Stated exercise:
Copy each line below that contains "газового".
start
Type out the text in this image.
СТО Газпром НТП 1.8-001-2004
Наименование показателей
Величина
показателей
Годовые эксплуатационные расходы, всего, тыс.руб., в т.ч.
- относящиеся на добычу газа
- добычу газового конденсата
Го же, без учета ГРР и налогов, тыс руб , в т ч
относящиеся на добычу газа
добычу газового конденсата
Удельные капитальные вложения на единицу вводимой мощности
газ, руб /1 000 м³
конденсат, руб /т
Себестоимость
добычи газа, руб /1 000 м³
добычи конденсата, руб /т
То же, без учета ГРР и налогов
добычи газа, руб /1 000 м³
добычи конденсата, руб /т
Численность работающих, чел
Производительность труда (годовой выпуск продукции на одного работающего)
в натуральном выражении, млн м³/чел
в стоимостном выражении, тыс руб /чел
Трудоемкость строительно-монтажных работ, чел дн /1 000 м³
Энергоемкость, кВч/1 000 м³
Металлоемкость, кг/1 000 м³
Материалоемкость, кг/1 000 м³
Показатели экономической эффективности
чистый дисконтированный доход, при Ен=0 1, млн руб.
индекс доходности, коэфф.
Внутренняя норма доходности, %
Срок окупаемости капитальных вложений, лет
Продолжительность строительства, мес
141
end
Task answer:
- добычу газового конденсата
добычу газового конденсата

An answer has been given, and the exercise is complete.